* **Your goal**:
In the material below, find how many lines contain the string "into". Write only that number.

Rows from a figure dataset:
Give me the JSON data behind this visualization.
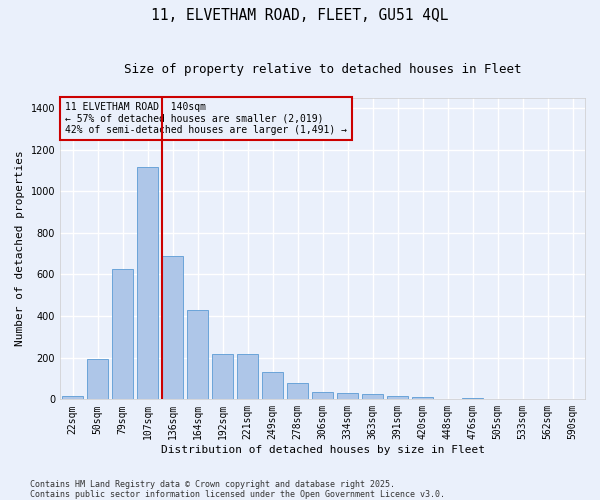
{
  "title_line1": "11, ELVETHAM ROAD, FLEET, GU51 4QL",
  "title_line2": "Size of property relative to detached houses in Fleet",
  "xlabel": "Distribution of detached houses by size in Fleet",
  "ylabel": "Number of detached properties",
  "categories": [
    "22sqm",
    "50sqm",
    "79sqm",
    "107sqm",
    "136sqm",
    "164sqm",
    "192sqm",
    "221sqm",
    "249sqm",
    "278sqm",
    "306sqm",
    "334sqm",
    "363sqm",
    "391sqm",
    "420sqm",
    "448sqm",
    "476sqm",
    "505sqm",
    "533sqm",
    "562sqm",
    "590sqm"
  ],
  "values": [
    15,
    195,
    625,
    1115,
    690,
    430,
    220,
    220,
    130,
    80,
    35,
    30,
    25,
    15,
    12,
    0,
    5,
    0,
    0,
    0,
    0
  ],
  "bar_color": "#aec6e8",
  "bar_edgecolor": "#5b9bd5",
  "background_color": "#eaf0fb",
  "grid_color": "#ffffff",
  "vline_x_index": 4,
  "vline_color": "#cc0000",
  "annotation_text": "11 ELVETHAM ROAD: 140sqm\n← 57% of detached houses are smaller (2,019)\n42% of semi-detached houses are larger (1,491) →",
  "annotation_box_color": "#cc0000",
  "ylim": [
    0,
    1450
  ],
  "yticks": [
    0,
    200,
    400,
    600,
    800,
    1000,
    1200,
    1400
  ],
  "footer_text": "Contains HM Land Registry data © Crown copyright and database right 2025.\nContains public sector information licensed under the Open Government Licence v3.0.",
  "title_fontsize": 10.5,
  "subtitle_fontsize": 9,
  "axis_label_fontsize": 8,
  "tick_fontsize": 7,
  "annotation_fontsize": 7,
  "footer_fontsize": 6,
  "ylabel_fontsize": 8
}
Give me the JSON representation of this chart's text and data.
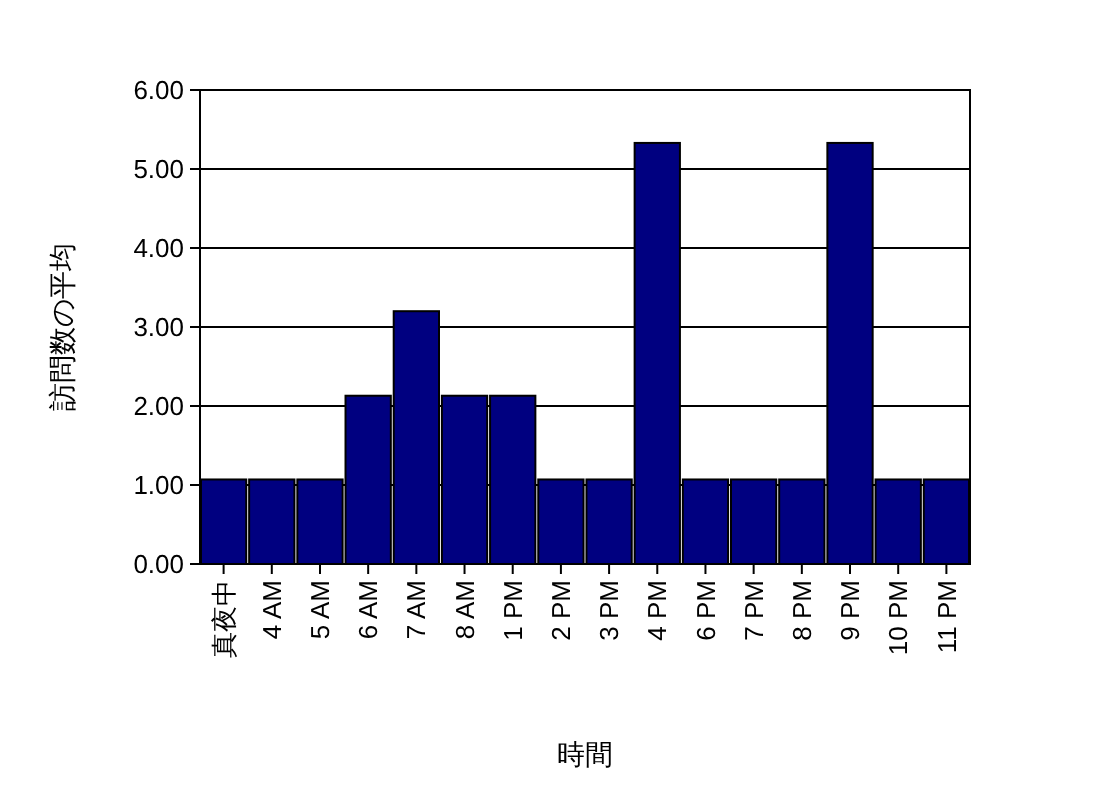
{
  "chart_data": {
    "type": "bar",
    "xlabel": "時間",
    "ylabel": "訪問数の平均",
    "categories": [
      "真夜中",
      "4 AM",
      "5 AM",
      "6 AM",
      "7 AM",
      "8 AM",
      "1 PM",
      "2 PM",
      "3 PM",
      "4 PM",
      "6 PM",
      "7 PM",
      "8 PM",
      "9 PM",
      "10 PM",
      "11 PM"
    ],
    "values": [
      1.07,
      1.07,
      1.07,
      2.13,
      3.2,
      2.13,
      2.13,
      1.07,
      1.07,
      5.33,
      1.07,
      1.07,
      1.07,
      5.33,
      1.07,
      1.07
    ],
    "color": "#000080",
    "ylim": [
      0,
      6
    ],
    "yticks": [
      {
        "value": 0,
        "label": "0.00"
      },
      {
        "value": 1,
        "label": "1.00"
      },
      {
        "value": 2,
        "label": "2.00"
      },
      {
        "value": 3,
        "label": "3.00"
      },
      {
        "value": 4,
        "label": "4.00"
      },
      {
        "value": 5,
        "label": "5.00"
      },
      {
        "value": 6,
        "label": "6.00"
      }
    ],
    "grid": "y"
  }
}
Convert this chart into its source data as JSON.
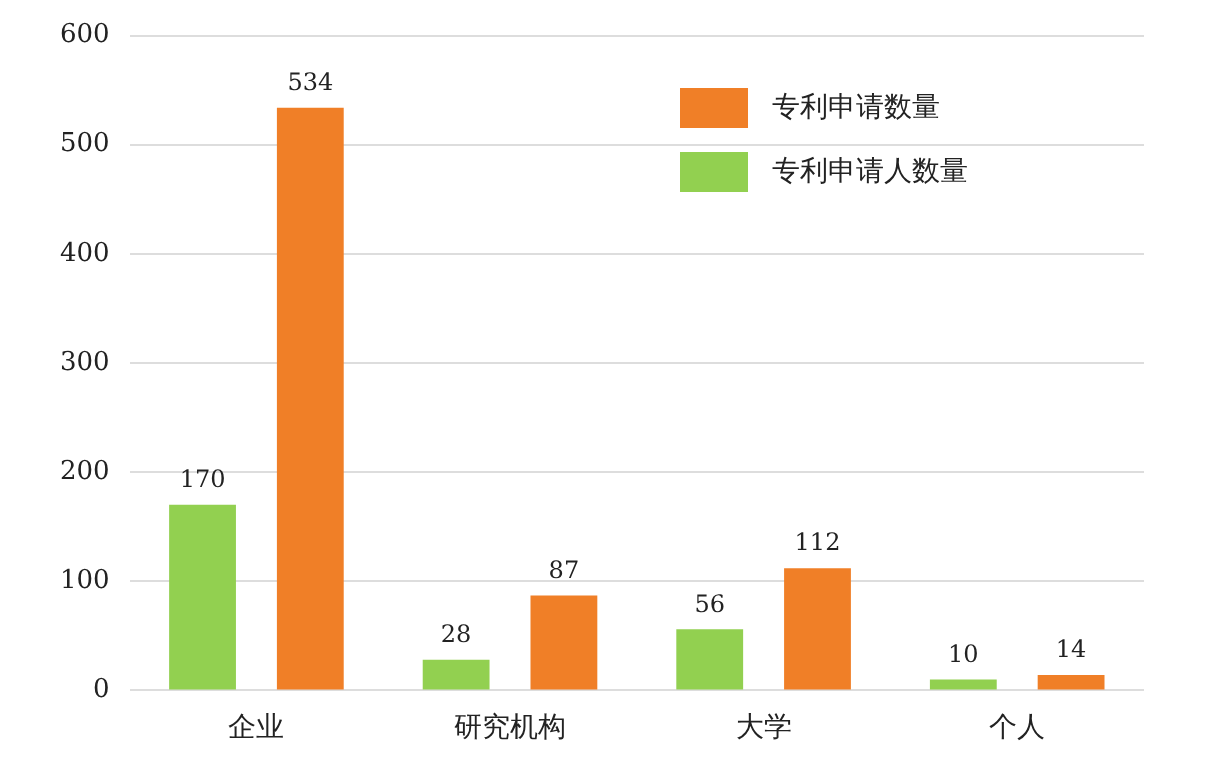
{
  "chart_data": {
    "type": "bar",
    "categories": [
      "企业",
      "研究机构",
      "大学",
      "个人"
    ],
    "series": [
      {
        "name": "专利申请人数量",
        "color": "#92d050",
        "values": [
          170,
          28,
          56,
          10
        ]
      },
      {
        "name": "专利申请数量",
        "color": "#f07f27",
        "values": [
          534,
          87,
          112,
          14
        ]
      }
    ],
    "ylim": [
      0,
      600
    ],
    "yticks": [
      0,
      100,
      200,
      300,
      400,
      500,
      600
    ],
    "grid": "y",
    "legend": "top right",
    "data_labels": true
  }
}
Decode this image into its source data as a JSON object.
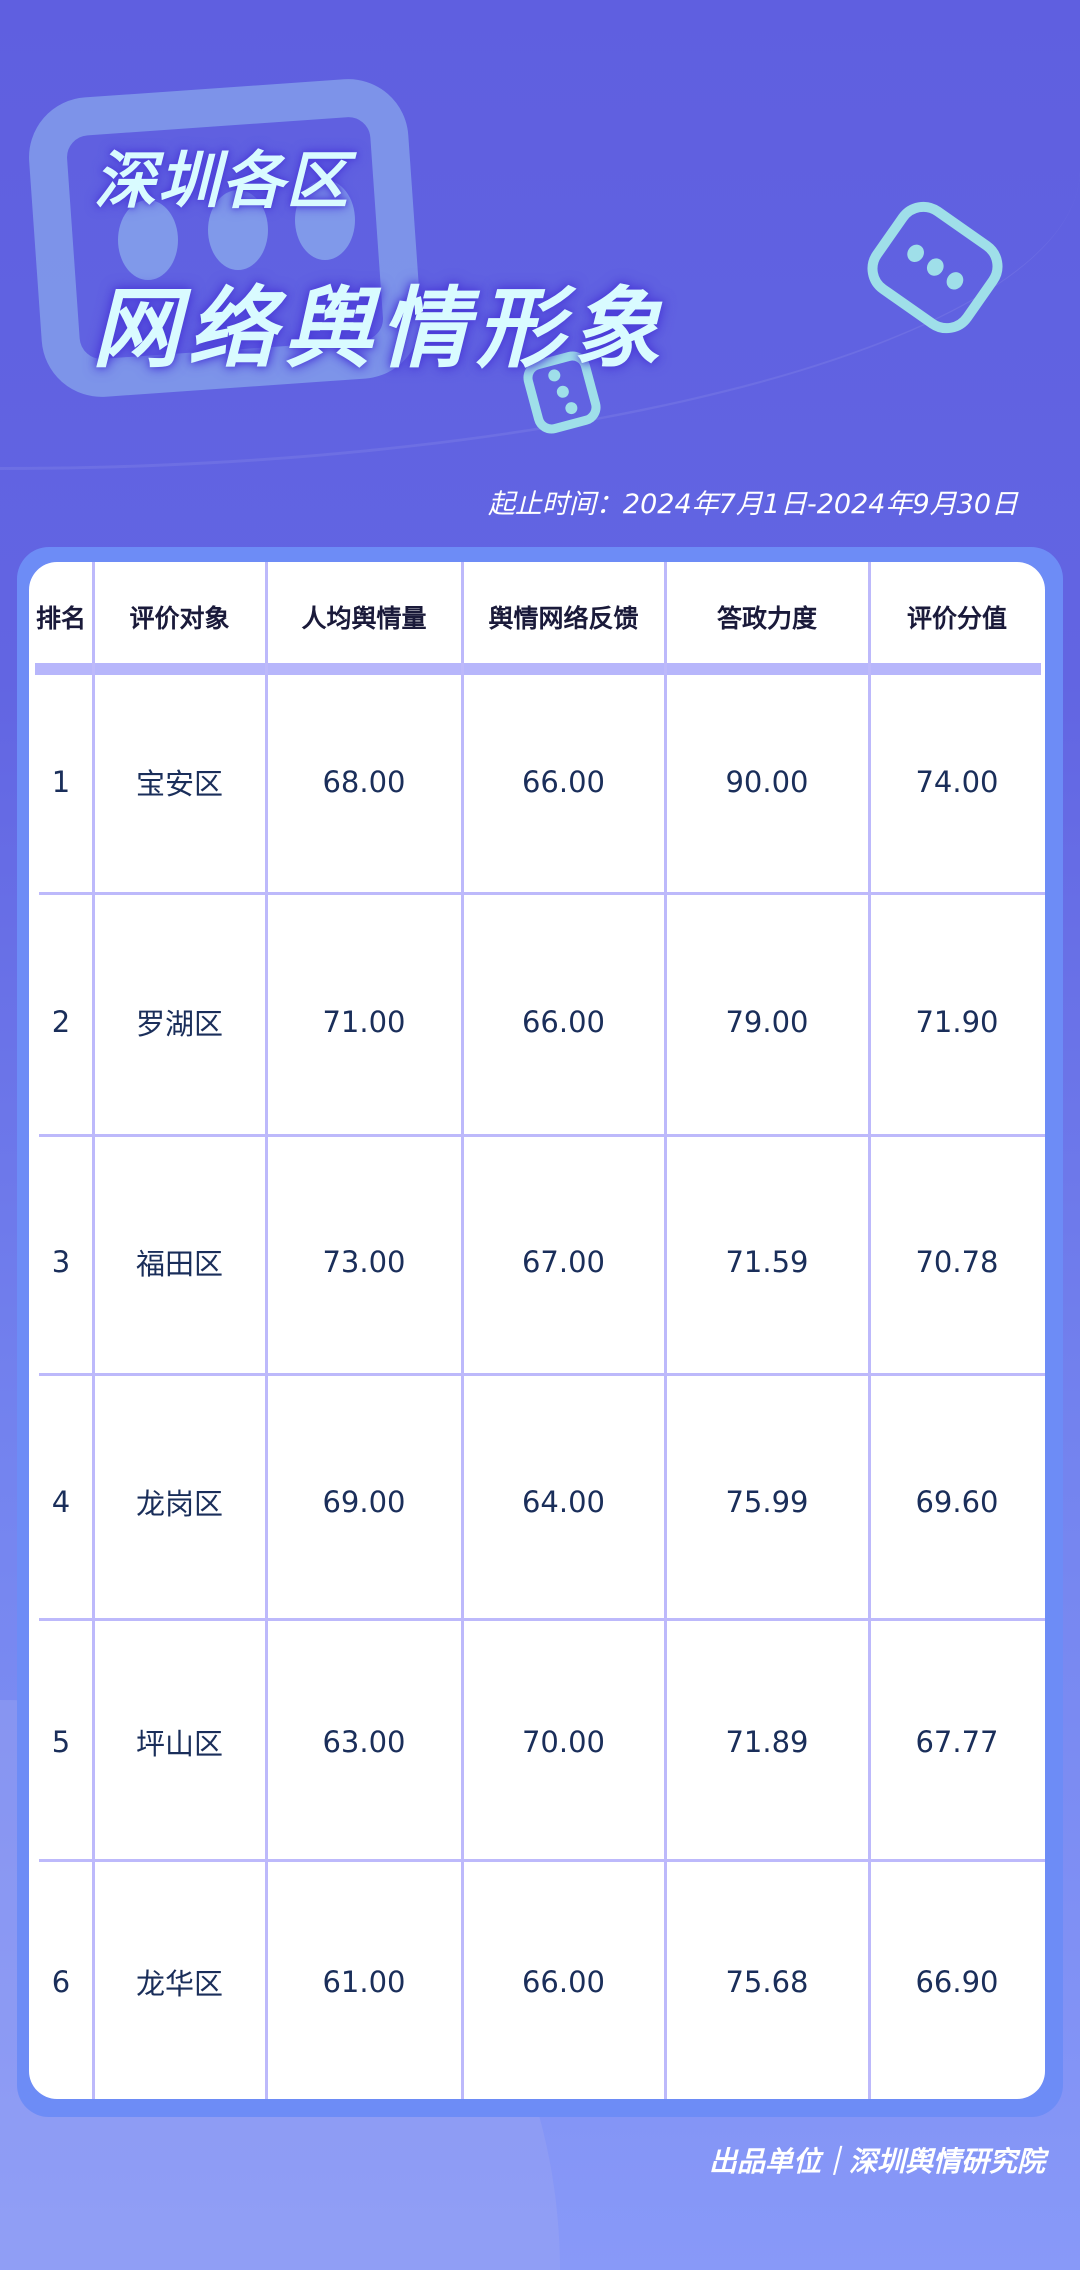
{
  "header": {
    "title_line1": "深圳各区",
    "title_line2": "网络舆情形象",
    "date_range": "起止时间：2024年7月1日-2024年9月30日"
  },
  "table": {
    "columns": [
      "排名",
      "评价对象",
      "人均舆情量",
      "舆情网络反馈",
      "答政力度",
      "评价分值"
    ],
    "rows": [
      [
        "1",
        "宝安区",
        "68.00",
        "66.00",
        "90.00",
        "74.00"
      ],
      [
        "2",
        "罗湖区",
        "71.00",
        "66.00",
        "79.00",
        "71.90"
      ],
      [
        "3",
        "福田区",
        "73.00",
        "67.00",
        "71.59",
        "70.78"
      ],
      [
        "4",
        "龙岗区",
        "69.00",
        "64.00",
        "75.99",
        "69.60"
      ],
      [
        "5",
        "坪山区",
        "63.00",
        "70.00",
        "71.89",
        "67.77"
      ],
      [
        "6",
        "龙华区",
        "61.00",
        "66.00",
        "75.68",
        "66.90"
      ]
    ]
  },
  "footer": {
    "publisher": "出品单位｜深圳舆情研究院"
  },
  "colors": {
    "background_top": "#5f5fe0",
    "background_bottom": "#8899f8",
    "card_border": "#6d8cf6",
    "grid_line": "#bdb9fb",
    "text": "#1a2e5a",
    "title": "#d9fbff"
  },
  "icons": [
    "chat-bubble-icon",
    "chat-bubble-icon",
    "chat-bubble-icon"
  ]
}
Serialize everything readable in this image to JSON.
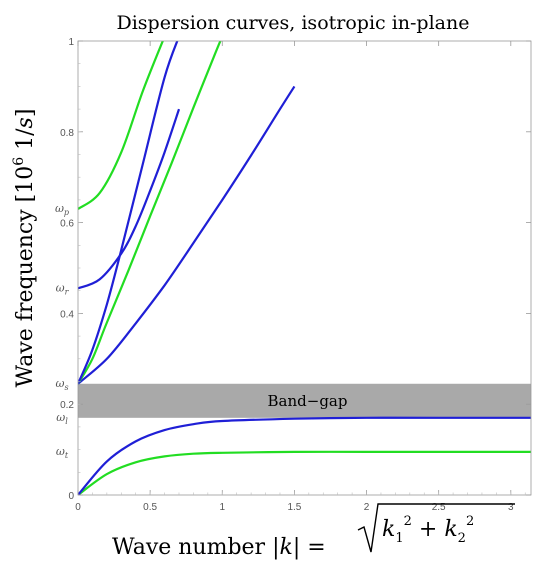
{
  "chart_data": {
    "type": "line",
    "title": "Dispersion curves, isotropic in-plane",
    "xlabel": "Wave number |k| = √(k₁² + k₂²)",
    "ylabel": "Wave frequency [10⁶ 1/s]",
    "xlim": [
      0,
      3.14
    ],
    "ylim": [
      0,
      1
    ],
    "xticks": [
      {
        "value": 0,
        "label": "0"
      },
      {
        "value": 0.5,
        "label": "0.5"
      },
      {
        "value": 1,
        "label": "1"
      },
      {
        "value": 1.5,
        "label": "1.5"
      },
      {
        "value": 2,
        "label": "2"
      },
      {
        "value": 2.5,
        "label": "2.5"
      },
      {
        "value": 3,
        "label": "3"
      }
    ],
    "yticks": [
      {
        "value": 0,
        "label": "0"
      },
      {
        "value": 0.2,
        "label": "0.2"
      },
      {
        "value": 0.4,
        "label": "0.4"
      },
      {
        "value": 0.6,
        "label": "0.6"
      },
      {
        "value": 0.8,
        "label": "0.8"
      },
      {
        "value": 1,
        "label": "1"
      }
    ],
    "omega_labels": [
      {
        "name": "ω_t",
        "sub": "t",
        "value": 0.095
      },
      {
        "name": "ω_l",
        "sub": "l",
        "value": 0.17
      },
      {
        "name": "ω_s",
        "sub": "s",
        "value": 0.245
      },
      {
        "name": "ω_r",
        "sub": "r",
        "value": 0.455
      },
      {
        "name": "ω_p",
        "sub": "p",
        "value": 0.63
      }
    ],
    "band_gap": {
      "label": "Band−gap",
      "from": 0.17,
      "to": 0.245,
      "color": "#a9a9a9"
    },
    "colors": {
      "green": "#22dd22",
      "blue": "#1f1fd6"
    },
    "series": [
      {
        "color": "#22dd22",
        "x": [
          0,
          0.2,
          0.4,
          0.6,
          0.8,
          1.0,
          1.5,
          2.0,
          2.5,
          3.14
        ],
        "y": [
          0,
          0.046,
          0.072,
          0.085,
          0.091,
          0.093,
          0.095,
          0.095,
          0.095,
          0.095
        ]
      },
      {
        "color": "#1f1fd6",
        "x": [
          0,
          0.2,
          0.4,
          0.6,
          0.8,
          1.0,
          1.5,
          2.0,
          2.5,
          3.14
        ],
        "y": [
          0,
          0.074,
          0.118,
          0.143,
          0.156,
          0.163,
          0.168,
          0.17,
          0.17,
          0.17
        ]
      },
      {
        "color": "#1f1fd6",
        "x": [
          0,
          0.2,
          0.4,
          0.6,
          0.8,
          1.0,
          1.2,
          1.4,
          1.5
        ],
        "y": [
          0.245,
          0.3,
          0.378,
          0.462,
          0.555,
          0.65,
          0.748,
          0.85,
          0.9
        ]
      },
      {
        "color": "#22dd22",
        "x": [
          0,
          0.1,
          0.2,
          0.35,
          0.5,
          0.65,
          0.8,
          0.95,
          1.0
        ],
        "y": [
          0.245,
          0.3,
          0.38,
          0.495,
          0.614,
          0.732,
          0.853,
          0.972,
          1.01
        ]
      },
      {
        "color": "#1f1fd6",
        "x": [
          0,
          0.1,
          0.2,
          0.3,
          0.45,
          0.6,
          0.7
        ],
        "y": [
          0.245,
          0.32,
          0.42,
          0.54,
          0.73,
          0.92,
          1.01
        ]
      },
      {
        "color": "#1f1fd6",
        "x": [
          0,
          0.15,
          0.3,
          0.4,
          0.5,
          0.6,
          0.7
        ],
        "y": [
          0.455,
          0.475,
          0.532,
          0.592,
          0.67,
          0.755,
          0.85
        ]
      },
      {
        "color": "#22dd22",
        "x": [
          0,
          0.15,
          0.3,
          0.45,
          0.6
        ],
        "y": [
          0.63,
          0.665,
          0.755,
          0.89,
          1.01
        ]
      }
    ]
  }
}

* **Completed exercise**:
2